## Begin MATERIAL TO PROCESS

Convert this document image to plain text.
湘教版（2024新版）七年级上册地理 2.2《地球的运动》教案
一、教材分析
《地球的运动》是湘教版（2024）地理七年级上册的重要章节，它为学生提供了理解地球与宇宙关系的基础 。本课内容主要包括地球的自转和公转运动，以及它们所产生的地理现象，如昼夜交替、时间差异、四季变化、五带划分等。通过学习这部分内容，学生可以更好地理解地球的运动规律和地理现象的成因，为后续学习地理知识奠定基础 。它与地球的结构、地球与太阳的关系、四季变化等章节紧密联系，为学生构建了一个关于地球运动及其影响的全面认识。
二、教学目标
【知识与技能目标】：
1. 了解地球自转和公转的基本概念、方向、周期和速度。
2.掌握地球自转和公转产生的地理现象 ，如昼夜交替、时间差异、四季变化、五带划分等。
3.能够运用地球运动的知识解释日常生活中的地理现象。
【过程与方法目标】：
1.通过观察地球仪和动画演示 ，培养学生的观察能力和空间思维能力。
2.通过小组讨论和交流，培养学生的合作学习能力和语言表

## End MATERIAL TO PROCESS

#### STATED GOAL:
Repeat all the records. Match each line exactly.

#### SOLUTION FOR THIS PROBLEM:
Convert this document image to plain text.
湘教版（2024新版）七年级上册地理 2.2《地球的运动》教案
一、教材分析
《地球的运动》是湘教版（2024）地理七年级上册的重要章节，它为学生提供了理解地球与宇宙关系的基础 。本课内容主要包括地球的自转和公转运动，以及它们所产生的地理现象，如昼夜交替、时间差异、四季变化、五带划分等。通过学习这部分内容，学生可以更好地理解地球的运动规律和地理现象的成因，为后续学习地理知识奠定基础 。它与地球的结构、地球与太阳的关系、四季变化等章节紧密联系，为学生构建了一个关于地球运动及其影响的全面认识。
二、教学目标
【知识与技能目标】：
1. 了解地球自转和公转的基本概念、方向、周期和速度。
2.掌握地球自转和公转产生的地理现象 ，如昼夜交替、时间差异、四季变化、五带划分等。
3.能够运用地球运动的知识解释日常生活中的地理现象。
【过程与方法目标】：
1.通过观察地球仪和动画演示 ，培养学生的观察能力和空间思维能力。
2.通过小组讨论和交流，培养学生的合作学习能力和语言表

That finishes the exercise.